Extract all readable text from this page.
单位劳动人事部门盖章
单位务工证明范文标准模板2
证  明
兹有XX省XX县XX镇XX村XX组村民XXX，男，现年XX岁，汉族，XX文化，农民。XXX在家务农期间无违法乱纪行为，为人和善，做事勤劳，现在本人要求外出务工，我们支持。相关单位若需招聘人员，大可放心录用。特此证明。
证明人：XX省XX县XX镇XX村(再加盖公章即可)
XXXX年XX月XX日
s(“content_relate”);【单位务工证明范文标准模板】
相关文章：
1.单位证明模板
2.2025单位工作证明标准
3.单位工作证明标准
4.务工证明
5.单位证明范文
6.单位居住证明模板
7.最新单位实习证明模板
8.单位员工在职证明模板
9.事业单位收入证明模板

· · · ·

Do this » Copy all of the data exactly.

Solution for this problem »
Extract all readable text from this page.
单位劳动人事部门盖章
单位务工证明范文标准模板2
证  明
兹有XX省XX县XX镇XX村XX组村民XXX，男，现年XX岁，汉族，XX文化，农民。XXX在家务农期间无违法乱纪行为，为人和善，做事勤劳，现在本人要求外出务工，我们支持。相关单位若需招聘人员，大可放心录用。特此证明。
证明人：XX省XX县XX镇XX村(再加盖公章即可)
XXXX年XX月XX日
s(“content_relate”);【单位务工证明范文标准模板】
相关文章：
1.单位证明模板
2.2025单位工作证明标准
3.单位工作证明标准
4.务工证明
5.单位证明范文
6.单位居住证明模板
7.最新单位实习证明模板
8.单位员工在职证明模板
9.事业单位收入证明模板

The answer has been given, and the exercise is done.